_WHAT IS NEEDED_
Repeat every entry word for word, skipping the pictures.

_DATA ROWS_
* * *
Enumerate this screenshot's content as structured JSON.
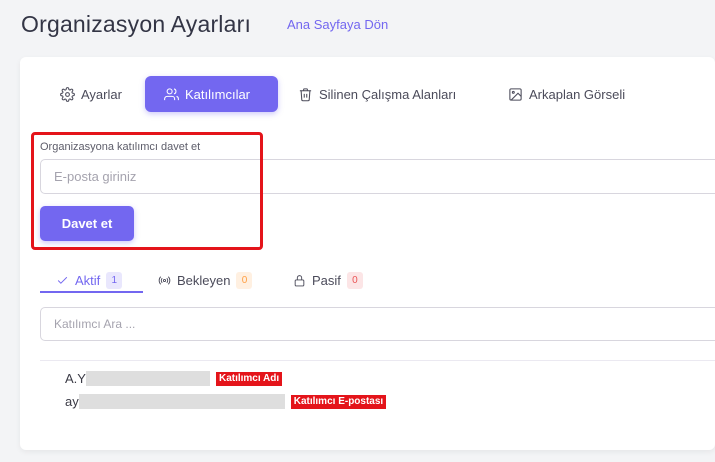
{
  "header": {
    "title": "Organizasyon Ayarları",
    "back_link": "Ana Sayfaya Dön"
  },
  "tabs": [
    {
      "label": "Ayarlar",
      "icon": "gear-icon",
      "active": false
    },
    {
      "label": "Katılımcılar",
      "icon": "users-icon",
      "active": true
    },
    {
      "label": "Silinen Çalışma Alanları",
      "icon": "trash-icon",
      "active": false
    },
    {
      "label": "Arkaplan Görseli",
      "icon": "image-icon",
      "active": false
    }
  ],
  "invite": {
    "label": "Organizasyona katılımcı davet et",
    "placeholder": "E-posta giriniz",
    "button": "Davet et"
  },
  "subtabs": [
    {
      "label": "Aktif",
      "count": "1",
      "icon": "check-icon",
      "active": true
    },
    {
      "label": "Bekleyen",
      "count": "0",
      "icon": "broadcast-icon",
      "active": false
    },
    {
      "label": "Pasif",
      "count": "0",
      "icon": "lock-icon",
      "active": false
    }
  ],
  "search": {
    "placeholder": "Katılımcı Ara ..."
  },
  "participant": {
    "name_prefix": "A.Y",
    "email_prefix": "ay",
    "name_annotation": "Katılımcı Adı",
    "email_annotation": "Katılımcı E-postası"
  },
  "colors": {
    "accent": "#7367f0",
    "annotation_red": "#e4141a",
    "background": "#f3f4f6"
  }
}
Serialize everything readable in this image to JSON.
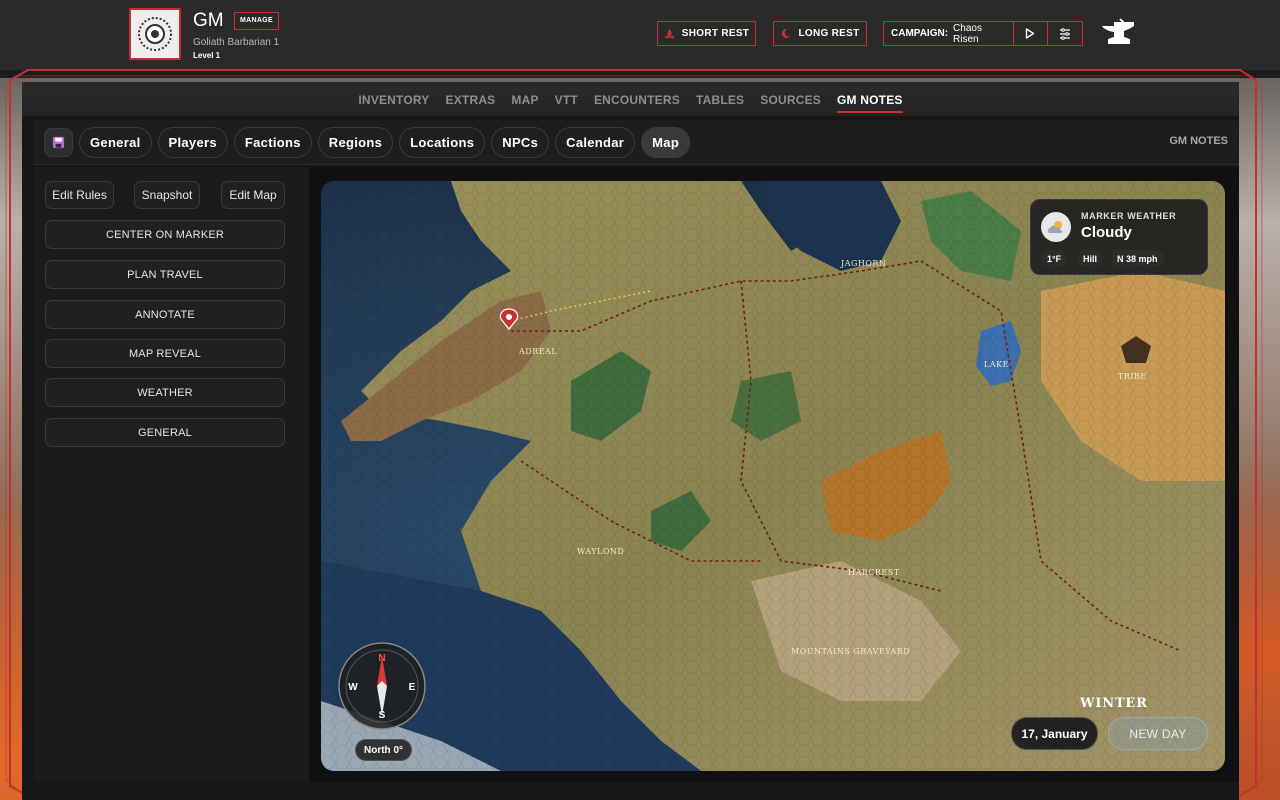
{
  "header": {
    "character_name": "GM",
    "manage_label": "MANAGE",
    "character_class": "Goliath  Barbarian 1",
    "character_level": "Level 1",
    "short_rest_label": "SHORT REST",
    "long_rest_label": "LONG REST",
    "campaign_label": "CAMPAIGN:",
    "campaign_name": "Chaos Risen"
  },
  "nav": {
    "items": [
      "INVENTORY",
      "EXTRAS",
      "MAP",
      "VTT",
      "ENCOUNTERS",
      "TABLES",
      "SOURCES",
      "GM NOTES"
    ],
    "active": "GM NOTES"
  },
  "subnav": {
    "tabs": [
      "General",
      "Players",
      "Factions",
      "Regions",
      "Locations",
      "NPCs",
      "Calendar",
      "Map"
    ],
    "active": "Map",
    "section_title": "GM NOTES"
  },
  "sidebar": {
    "edit_rules": "Edit Rules",
    "snapshot": "Snapshot",
    "edit_map": "Edit Map",
    "actions": [
      "CENTER ON MARKER",
      "PLAN TRAVEL",
      "ANNOTATE",
      "MAP REVEAL",
      "WEATHER",
      "GENERAL"
    ]
  },
  "map": {
    "weather": {
      "title": "MARKER WEATHER",
      "condition": "Cloudy",
      "temperature": "1°F",
      "terrain": "Hill",
      "wind": "N 38 mph"
    },
    "compass": {
      "n": "N",
      "s": "S",
      "e": "E",
      "w": "W",
      "heading": "North 0°"
    },
    "season": "WINTER",
    "date": "17, January",
    "new_day_label": "NEW DAY",
    "place_labels": [
      "ADREAL",
      "JAGHORN",
      "WAYLOND",
      "HARCREST",
      "LAKE",
      "MOUNTAINS GRAVEYARD",
      "TRIBE"
    ]
  },
  "colors": {
    "accent": "#c53131",
    "panel": "#171717",
    "header": "#2a2a2b"
  }
}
* * *
_IN RESPONSE_
Enumerate this screenshot's content as structured JSON.
{
  "header": {
    "title": "Organizasyon Ayarları",
    "back_link": "Ana Sayfaya Dön"
  },
  "tabs": [
    {
      "label": "Ayarlar",
      "icon": "gear-icon",
      "active": false
    },
    {
      "label": "Katılımcılar",
      "icon": "users-icon",
      "active": true
    },
    {
      "label": "Silinen Çalışma Alanları",
      "icon": "trash-icon",
      "active": false
    },
    {
      "label": "Arkaplan Görseli",
      "icon": "image-icon",
      "active": false
    }
  ],
  "invite": {
    "label": "Organizasyona katılımcı davet et",
    "placeholder": "E-posta giriniz",
    "button": "Davet et"
  },
  "subtabs": [
    {
      "label": "Aktif",
      "count": "1",
      "icon": "check-icon",
      "active": true
    },
    {
      "label": "Bekleyen",
      "count": "0",
      "icon": "broadcast-icon",
      "active": false
    },
    {
      "label": "Pasif",
      "count": "0",
      "icon": "lock-icon",
      "active": false
    }
  ],
  "search": {
    "placeholder": "Katılımcı Ara ..."
  },
  "participant": {
    "name_prefix": "A.Y",
    "email_prefix": "ay",
    "name_annotation": "Katılımcı Adı",
    "email_annotation": "Katılımcı E-postası"
  },
  "colors": {
    "accent": "#7367f0",
    "annotation_red": "#e4141a",
    "background": "#f3f4f6"
  }
}
Serialize everything readable in this image to JSON.
{
  "header": {
    "character_name": "GM",
    "manage_label": "MANAGE",
    "character_class": "Goliath  Barbarian 1",
    "character_level": "Level 1",
    "short_rest_label": "SHORT REST",
    "long_rest_label": "LONG REST",
    "campaign_label": "CAMPAIGN:",
    "campaign_name": "Chaos Risen"
  },
  "nav": {
    "items": [
      "INVENTORY",
      "EXTRAS",
      "MAP",
      "VTT",
      "ENCOUNTERS",
      "TABLES",
      "SOURCES",
      "GM NOTES"
    ],
    "active": "GM NOTES"
  },
  "subnav": {
    "tabs": [
      "General",
      "Players",
      "Factions",
      "Regions",
      "Locations",
      "NPCs",
      "Calendar",
      "Map"
    ],
    "active": "Map",
    "section_title": "GM NOTES"
  },
  "sidebar": {
    "edit_rules": "Edit Rules",
    "snapshot": "Snapshot",
    "edit_map": "Edit Map",
    "actions": [
      "CENTER ON MARKER",
      "PLAN TRAVEL",
      "ANNOTATE",
      "MAP REVEAL",
      "WEATHER",
      "GENERAL"
    ]
  },
  "map": {
    "weather": {
      "title": "MARKER WEATHER",
      "condition": "Cloudy",
      "temperature": "1°F",
      "terrain": "Hill",
      "wind": "N 38 mph"
    },
    "compass": {
      "n": "N",
      "s": "S",
      "e": "E",
      "w": "W",
      "heading": "North 0°"
    },
    "season": "WINTER",
    "date": "17, January",
    "new_day_label": "NEW DAY",
    "place_labels": [
      "ADREAL",
      "JAGHORN",
      "WAYLOND",
      "HARCREST",
      "LAKE",
      "MOUNTAINS GRAVEYARD",
      "TRIBE"
    ]
  },
  "colors": {
    "accent": "#c53131",
    "panel": "#171717",
    "header": "#2a2a2b"
  }
}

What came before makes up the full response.